## Exercise objective:
Pick out the lines below with "these" and list them.

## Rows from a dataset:
====================

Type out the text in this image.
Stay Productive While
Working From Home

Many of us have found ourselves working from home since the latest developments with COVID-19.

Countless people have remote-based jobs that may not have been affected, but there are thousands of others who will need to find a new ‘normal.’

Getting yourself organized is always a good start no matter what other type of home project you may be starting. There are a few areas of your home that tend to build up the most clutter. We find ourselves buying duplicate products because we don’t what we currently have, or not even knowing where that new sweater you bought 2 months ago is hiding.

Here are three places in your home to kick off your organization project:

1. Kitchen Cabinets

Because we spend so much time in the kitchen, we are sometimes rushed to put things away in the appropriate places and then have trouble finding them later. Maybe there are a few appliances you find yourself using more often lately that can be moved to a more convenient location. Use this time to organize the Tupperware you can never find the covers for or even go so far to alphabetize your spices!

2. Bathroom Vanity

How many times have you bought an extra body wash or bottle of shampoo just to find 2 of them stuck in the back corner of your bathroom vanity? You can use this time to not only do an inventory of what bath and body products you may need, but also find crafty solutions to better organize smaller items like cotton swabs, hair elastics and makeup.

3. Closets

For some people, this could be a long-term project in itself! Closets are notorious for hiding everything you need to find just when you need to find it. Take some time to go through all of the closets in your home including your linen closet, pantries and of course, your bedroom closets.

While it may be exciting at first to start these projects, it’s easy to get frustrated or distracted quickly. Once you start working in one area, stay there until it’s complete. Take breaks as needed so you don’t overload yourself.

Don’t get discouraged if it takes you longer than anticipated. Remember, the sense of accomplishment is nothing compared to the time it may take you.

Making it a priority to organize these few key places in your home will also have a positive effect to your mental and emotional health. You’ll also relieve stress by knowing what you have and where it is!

====================

## Solved problem:
While it may be exciting at first to start these projects, it’s easy to get frustrated or distracted quickly. Once you start working in one area, stay there until it’s complete. Take breaks as needed so you don’t overload yourself.
Making it a priority to organize these few key places in your home will also have a positive effect to your mental and emotional health. You’ll also relieve stress by knowing what you have and where it is!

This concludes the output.